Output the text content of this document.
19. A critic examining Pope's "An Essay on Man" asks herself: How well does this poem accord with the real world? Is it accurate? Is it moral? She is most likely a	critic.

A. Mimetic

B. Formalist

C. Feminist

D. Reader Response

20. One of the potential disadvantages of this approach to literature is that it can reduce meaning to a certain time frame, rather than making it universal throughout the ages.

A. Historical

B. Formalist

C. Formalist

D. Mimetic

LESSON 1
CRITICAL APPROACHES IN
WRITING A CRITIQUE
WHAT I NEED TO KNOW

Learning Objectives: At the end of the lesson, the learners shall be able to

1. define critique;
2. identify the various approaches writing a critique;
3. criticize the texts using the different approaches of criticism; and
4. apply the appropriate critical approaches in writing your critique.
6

^^^^

## [PROBLEM TO WORK ON]
Restate the data above exactly, keeping each word as it stands.

## [FULL RESPONSE]
Output the text content of this document.
19. A critic examining Pope's "An Essay on Man" asks herself: How well does this poem accord with the real world? Is it accurate? Is it moral? She is most likely a	critic.

A. Mimetic

B. Formalist

C. Feminist

D. Reader Response

20. One of the potential disadvantages of this approach to literature is that it can reduce meaning to a certain time frame, rather than making it universal throughout the ages.

A. Historical

B. Formalist

C. Formalist

D. Mimetic

LESSON 1
CRITICAL APPROACHES IN
WRITING A CRITIQUE
WHAT I NEED TO KNOW

Learning Objectives: At the end of the lesson, the learners shall be able to

1. define critique;
2. identify the various approaches writing a critique;
3. criticize the texts using the different approaches of criticism; and
4. apply the appropriate critical approaches in writing your critique.
6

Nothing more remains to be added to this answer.